* **Work to do**: Output the material exactly, but drop every image it holds.

* **Provided material**:
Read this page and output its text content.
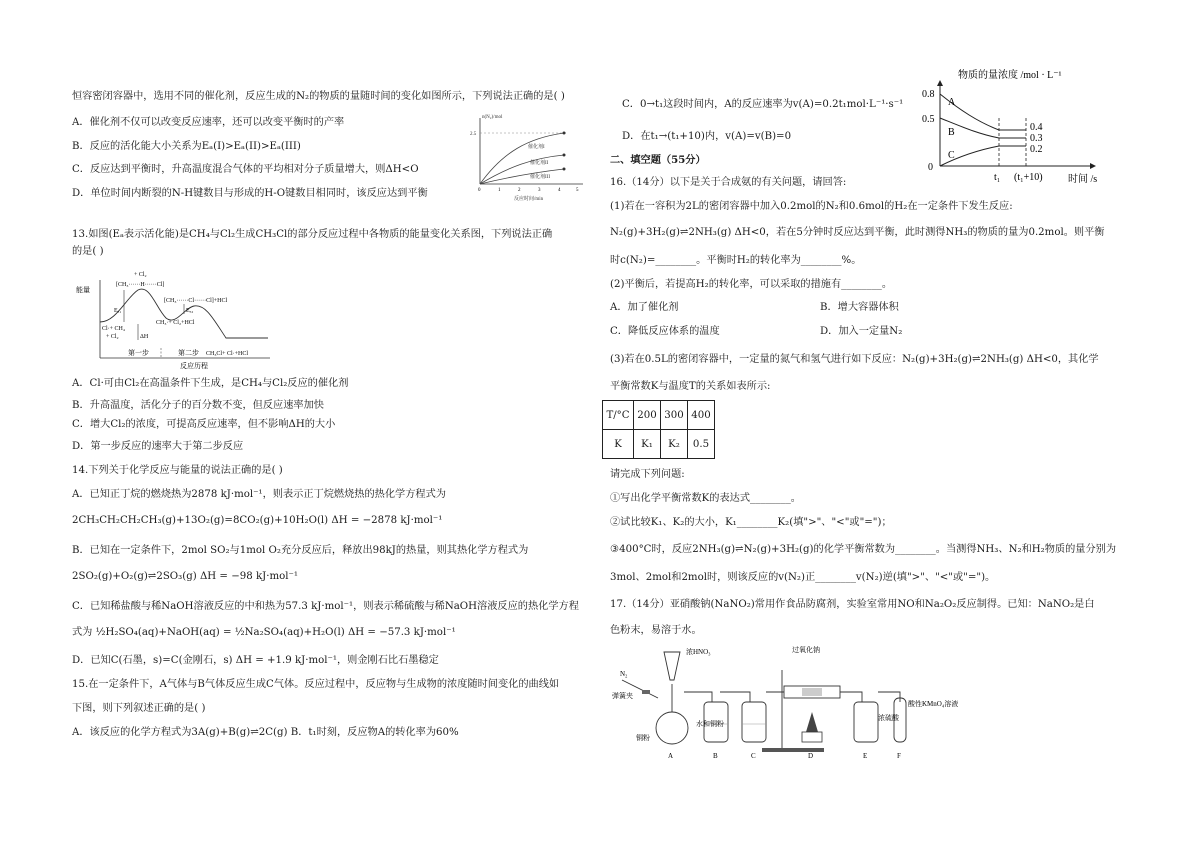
恒容密闭容器中，选用不同的催化剂，反应生成的N₂的物质的量随时间的变化如图所示，下列说法正确的是( )
A．催化剂不仅可以改变反应速率，还可以改变平衡时的产率
B．反应的活化能大小关系为Eₐ(I)>Eₐ(II)>Eₐ(III)
C．反应达到平衡时，升高温度混合气体的平均相对分子质量增大，则ΔH<O
D．单位时间内断裂的N-H键数目与形成的H-O键数目相同时，该反应达到平衡
n(N₂)/mol
2.5
催化剂I
催化剂II
催化剂III
0	1	2	3	4	5
反应时间/min
13.如图(Eₐ表示活化能)是CH₄与Cl₂生成CH₃Cl的部分反应过程中各物质的能量变化关系图，下列说法正确
的是( )
能量
+ Cl₂
[CH₃······H······Cl]
[CH₃······Cl······Cl]+HCl
Eₐ₁	Eₐ₂
Cl·+ CH₄
+ Cl₂
CH₃·+ Cl₂+HCl
ΔH
第一步	第二步 CH₃Cl+ Cl·+HCl
反应历程
A．Cl·可由Cl₂在高温条件下生成，是CH₄与Cl₂反应的催化剂
B．升高温度，活化分子的百分数不变，但反应速率加快
C．增大Cl₂的浓度，可提高反应速率，但不影响ΔH的大小
D．第一步反应的速率大于第二步反应
14.下列关于化学反应与能量的说法正确的是( )
A．已知正丁烷的燃烧热为2878 kJ·mol⁻¹，则表示正丁烷燃烧热的热化学方程式为
2CH₃CH₂CH₂CH₃(g)+13O₂(g)=8CO₂(g)+10H₂O(l) ΔH = −2878 kJ·mol⁻¹
B．已知在一定条件下，2mol SO₂与1mol O₂充分反应后，释放出98kJ的热量，则其热化学方程式为
2SO₂(g)+O₂(g)⇌2SO₃(g) ΔH = −98 kJ·mol⁻¹
C．已知稀盐酸与稀NaOH溶液反应的中和热为57.3 kJ·mol⁻¹，则表示稀硫酸与稀NaOH溶液反应的热化学方程
式为 ½H₂SO₄(aq)+NaOH(aq) = ½Na₂SO₄(aq)+H₂O(l) ΔH = −57.3 kJ·mol⁻¹
D．已知C(石墨，s)=C(金刚石，s) ΔH = +1.9 kJ·mol⁻¹，则金刚石比石墨稳定
15.在一定条件下，A气体与B气体反应生成C气体。反应过程中，反应物与生成物的浓度随时间变化的曲线如
下图，则下列叙述正确的是( )
A．该反应的化学方程式为3A(g)+B(g)⇌2C(g) B．t₁时刻，反应物A的转化率为60%
C．0→t₁这段时间内，A的反应速率为v(A)=0.2t₁mol·L⁻¹·s⁻¹
D．在t₁→(t₁+10)内，v(A)=v(B)=0
二、填空题（55分）
物质的量浓度 /mol · L⁻¹
0.8
0.5
0
A
B
C
0.4
0.3
0.2
t₁ (t₁+10)	时间 /s
16.（14分）以下是关于合成氨的有关问题，请回答:
(1)若在一容积为2L的密闭容器中加入0.2mol的N₂和0.6mol的H₂在一定条件下发生反应:
N₂(g)+3H₂(g)⇌2NH₃(g) ΔH<0，若在5分钟时反应达到平衡，此时测得NH₃的物质的量为0.2mol。则平衡
时c(N₂)=________。平衡时H₂的转化率为________%。
(2)平衡后，若提高H₂的转化率，可以采取的措施有________。
A．加了催化剂	B．增大容器体积
C．降低反应体系的温度	D．加入一定量N₂
(3)若在0.5L的密闭容器中，一定量的氮气和氢气进行如下反应：N₂(g)+3H₂(g)⇌2NH₃(g) ΔH<0，其化学
平衡常数K与温度T的关系如表所示:
T/°C	200	300	400
K	K₁	K₂	0.5
请完成下列问题:
①写出化学平衡常数K的表达式________。
②试比较K₁、K₂的大小，K₁________K₂(填">"、"<"或"=")；
③400°C时，反应2NH₃(g)⇌N₂(g)+3H₂(g)的化学平衡常数为________。当测得NH₃、N₂和H₂物质的量分别为
3mol、2mol和2mol时，则该反应的v(N₂)正________v(N₂)逆(填">"、"<"或"=")。
17.（14分）亚硝酸钠(NaNO₂)常用作食品防腐剂，实验室常用NO和Na₂O₂反应制得。已知：NaNO₂是白
色粉末，易溶于水。
N₂
弹簧夹
浓HNO₃	过氧化钠
铜粉
水和铜粉
浓硫酸
酸性KMnO₄溶液
A	B	C	D	E	F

* **Response**:
Read this page and output its text content.
恒容密闭容器中，选用不同的催化剂，反应生成的N₂的物质的量随时间的变化如图所示，下列说法正确的是( )
A．催化剂不仅可以改变反应速率，还可以改变平衡时的产率
B．反应的活化能大小关系为Eₐ(I)>Eₐ(II)>Eₐ(III)
C．反应达到平衡时，升高温度混合气体的平均相对分子质量增大，则ΔH<O
D．单位时间内断裂的N-H键数目与形成的H-O键数目相同时，该反应达到平衡
n(N₂)/mol
2.5
催化剂I
催化剂II
催化剂III
0	1	2	3	4	5
反应时间/min
13.如图(Eₐ表示活化能)是CH₄与Cl₂生成CH₃Cl的部分反应过程中各物质的能量变化关系图，下列说法正确
的是( )
能量
+ Cl₂
[CH₃······H······Cl]
[CH₃······Cl······Cl]+HCl
Eₐ₁	Eₐ₂
Cl·+ CH₄
+ Cl₂
CH₃·+ Cl₂+HCl
ΔH
第一步	第二步 CH₃Cl+ Cl·+HCl
反应历程
A．Cl·可由Cl₂在高温条件下生成，是CH₄与Cl₂反应的催化剂
B．升高温度，活化分子的百分数不变，但反应速率加快
C．增大Cl₂的浓度，可提高反应速率，但不影响ΔH的大小
D．第一步反应的速率大于第二步反应
14.下列关于化学反应与能量的说法正确的是( )
A．已知正丁烷的燃烧热为2878 kJ·mol⁻¹，则表示正丁烷燃烧热的热化学方程式为
2CH₃CH₂CH₂CH₃(g)+13O₂(g)=8CO₂(g)+10H₂O(l) ΔH = −2878 kJ·mol⁻¹
B．已知在一定条件下，2mol SO₂与1mol O₂充分反应后，释放出98kJ的热量，则其热化学方程式为
2SO₂(g)+O₂(g)⇌2SO₃(g) ΔH = −98 kJ·mol⁻¹
C．已知稀盐酸与稀NaOH溶液反应的中和热为57.3 kJ·mol⁻¹，则表示稀硫酸与稀NaOH溶液反应的热化学方程
式为 ½H₂SO₄(aq)+NaOH(aq) = ½Na₂SO₄(aq)+H₂O(l) ΔH = −57.3 kJ·mol⁻¹
D．已知C(石墨，s)=C(金刚石，s) ΔH = +1.9 kJ·mol⁻¹，则金刚石比石墨稳定
15.在一定条件下，A气体与B气体反应生成C气体。反应过程中，反应物与生成物的浓度随时间变化的曲线如
下图，则下列叙述正确的是( )
A．该反应的化学方程式为3A(g)+B(g)⇌2C(g) B．t₁时刻，反应物A的转化率为60%
C．0→t₁这段时间内，A的反应速率为v(A)=0.2t₁mol·L⁻¹·s⁻¹
D．在t₁→(t₁+10)内，v(A)=v(B)=0
二、填空题（55分）
物质的量浓度 /mol · L⁻¹
0.8
0.5
0
A
B
C
0.4
0.3
0.2
t₁ (t₁+10)	时间 /s
16.（14分）以下是关于合成氨的有关问题，请回答:
(1)若在一容积为2L的密闭容器中加入0.2mol的N₂和0.6mol的H₂在一定条件下发生反应:
N₂(g)+3H₂(g)⇌2NH₃(g) ΔH<0，若在5分钟时反应达到平衡，此时测得NH₃的物质的量为0.2mol。则平衡
时c(N₂)=________。平衡时H₂的转化率为________%。
(2)平衡后，若提高H₂的转化率，可以采取的措施有________。
A．加了催化剂	B．增大容器体积
C．降低反应体系的温度	D．加入一定量N₂
(3)若在0.5L的密闭容器中，一定量的氮气和氢气进行如下反应：N₂(g)+3H₂(g)⇌2NH₃(g) ΔH<0，其化学
平衡常数K与温度T的关系如表所示:
T/°C	200	300	400
K	K₁	K₂	0.5
请完成下列问题:
①写出化学平衡常数K的表达式________。
②试比较K₁、K₂的大小，K₁________K₂(填">"、"<"或"=")；
③400°C时，反应2NH₃(g)⇌N₂(g)+3H₂(g)的化学平衡常数为________。当测得NH₃、N₂和H₂物质的量分别为
3mol、2mol和2mol时，则该反应的v(N₂)正________v(N₂)逆(填">"、"<"或"=")。
17.（14分）亚硝酸钠(NaNO₂)常用作食品防腐剂，实验室常用NO和Na₂O₂反应制得。已知：NaNO₂是白
色粉末，易溶于水。
N₂
弹簧夹
浓HNO₃	过氧化钠
铜粉
水和铜粉
浓硫酸
酸性KMnO₄溶液
A	B	C	D	E	F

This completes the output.